He was working as the deputy mayor of Los Angeles when a group of activists came to him asking if he would allow them to close off streets for a day of cycling. He asked them if they had done it before, they said no. He asked if they had any money – also no.
“And in my head I’m thinking, ‘Why not? It’s a great experiment,’” he says. “I remember taking that leap with the gut feeling that this could be something interesting. And if it fails, at least we tried it.”
This year CicLAvia celebrated its eighth anniversary. The fun bike ride for a few dozen casual riders that it started as has evolved into an event that draws thousands of people and families pedaling their bikes through the notorious city of cars.
To the LA native who migrated to the city from the Philippines when he was just six, the ride represents the best of his hometown. The mix of races and classes and age groups all taking part in an event that celebrates a more sustainable form of transportation.
The event also encapsulates the way Romel’s built his career – from nonprofits to inside the upper echelons of California politics – with a mission of environmental justice in the greater community at its core. So when CicLAvia came asking if he would serve as their executive director in 2014 Romel said yes.
“There was a feeling that something big is here and you have the ability to be part of it. And I don’t ever shy away from leading anything,” he says. “But I do know in that leadership space you always bring folks with you and mentor folks, so you’re not by yourself when you’re done.”
The idea of mentorship emerged as a strong theme when we spoke. Romel’s leaned on more than a few as he’s navigated an impressive career in politics that started in Sacramento and has continued in LA. And he has more than a few thoughts on the issues facing cross-generational mentorships and how to overcome them.
A law career avoided
But let’s begin with the tennis-obsessed college student at UCLA convinced he was either going to be a ranked pro or a lawyer when he graduated. He had already started working at a law firm and applied to 30 schools when he asked the youngest lawyer at the company: Are you happy? The answer came quickly: no.
“That made my decision for me,” he says.

◆ EXERCISE PROMPT:
Transcribe the entire profile of CicLAvia's executive director without changing any word or punctuation mark. The material after this point comes from a separate source, unrelated to the profile.

◆ DATASET EXTRACT:
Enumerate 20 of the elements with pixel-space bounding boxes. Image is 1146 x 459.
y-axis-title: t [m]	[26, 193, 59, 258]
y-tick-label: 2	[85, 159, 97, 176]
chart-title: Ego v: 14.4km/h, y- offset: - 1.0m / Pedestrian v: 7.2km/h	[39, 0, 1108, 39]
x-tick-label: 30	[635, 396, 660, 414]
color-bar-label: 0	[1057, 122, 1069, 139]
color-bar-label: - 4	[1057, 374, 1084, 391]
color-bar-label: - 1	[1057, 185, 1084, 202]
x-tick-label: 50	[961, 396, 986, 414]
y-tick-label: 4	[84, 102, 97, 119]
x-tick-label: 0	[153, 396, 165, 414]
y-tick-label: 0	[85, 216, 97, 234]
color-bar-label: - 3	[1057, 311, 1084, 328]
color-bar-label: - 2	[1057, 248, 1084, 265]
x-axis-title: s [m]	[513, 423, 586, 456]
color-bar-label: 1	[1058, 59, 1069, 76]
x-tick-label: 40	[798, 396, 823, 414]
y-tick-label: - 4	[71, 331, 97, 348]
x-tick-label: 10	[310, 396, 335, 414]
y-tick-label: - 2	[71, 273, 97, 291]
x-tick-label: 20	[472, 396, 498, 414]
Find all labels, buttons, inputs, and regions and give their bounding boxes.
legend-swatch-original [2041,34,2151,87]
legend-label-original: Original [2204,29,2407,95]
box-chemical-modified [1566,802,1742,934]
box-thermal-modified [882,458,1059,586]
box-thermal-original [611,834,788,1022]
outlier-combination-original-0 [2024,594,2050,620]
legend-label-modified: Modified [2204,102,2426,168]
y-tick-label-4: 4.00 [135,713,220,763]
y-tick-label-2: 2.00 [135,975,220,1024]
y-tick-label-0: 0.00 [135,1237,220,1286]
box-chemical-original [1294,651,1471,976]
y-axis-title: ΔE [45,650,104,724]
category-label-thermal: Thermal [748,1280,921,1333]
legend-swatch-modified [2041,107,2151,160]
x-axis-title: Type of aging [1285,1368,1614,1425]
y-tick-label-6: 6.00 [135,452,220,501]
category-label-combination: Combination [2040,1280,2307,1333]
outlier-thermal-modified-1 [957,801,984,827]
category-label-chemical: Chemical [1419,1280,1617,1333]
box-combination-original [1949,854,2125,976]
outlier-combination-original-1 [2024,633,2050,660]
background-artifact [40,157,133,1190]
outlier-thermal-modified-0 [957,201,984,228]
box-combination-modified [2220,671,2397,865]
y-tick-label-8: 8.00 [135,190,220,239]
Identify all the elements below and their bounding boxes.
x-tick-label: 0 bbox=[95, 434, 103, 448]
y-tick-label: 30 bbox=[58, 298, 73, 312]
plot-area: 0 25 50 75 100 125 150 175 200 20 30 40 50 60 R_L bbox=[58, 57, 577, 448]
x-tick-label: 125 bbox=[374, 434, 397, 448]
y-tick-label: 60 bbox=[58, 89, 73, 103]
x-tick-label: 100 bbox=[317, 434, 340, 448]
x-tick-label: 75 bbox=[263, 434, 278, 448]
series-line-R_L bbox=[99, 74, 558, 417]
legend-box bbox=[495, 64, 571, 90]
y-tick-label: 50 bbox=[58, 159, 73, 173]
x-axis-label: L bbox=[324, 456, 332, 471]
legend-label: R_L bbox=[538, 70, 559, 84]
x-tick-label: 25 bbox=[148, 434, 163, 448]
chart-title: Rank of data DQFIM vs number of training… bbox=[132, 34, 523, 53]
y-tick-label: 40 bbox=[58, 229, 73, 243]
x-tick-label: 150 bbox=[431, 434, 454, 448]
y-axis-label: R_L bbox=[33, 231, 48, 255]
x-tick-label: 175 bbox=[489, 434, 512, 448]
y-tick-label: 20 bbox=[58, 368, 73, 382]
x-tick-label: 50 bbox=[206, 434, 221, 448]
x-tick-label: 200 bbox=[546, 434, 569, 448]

◆ OUTPUT:
He was working as the deputy mayor of Los Angeles when a group of activists came to him asking if he would allow them to close off streets for a day of cycling. He asked them if they had done it before, they said no. He asked if they had any money – also no.
“And in my head I’m thinking, ‘Why not? It’s a great experiment,’” he says. “I remember taking that leap with the gut feeling that this could be something interesting. And if it fails, at least we tried it.”
This year CicLAvia celebrated its eighth anniversary. The fun bike ride for a few dozen casual riders that it started as has evolved into an event that draws thousands of people and families pedaling their bikes through the notorious city of cars.
To the LA native who migrated to the city from the Philippines when he was just six, the ride represents the best of his hometown. The mix of races and classes and age groups all taking part in an event that celebrates a more sustainable form of transportation.
The event also encapsulates the way Romel’s built his career – from nonprofits to inside the upper echelons of California politics – with a mission of environmental justice in the greater community at its core. So when CicLAvia came asking if he would serve as their executive director in 2014 Romel said yes.
“There was a feeling that something big is here and you have the ability to be part of it. And I don’t ever shy away from leading anything,” he says. “But I do know in that leadership space you always bring folks with you and mentor folks, so you’re not by yourself when you’re done.”
The idea of mentorship emerged as a strong theme when we spoke. Romel’s leaned on more than a few as he’s navigated an impressive career in politics that started in Sacramento and has continued in LA. And he has more than a few thoughts on the issues facing cross-generational mentorships and how to overcome them.
A law career avoided
But let’s begin with the tennis-obsessed college student at UCLA convinced he was either going to be a ranked pro or a lawyer when he graduated. He had already started working at a law firm and applied to 30 schools when he asked the youngest lawyer at the company: Are you happy? The answer came quickly: no.
“That made my decision for me,” he says.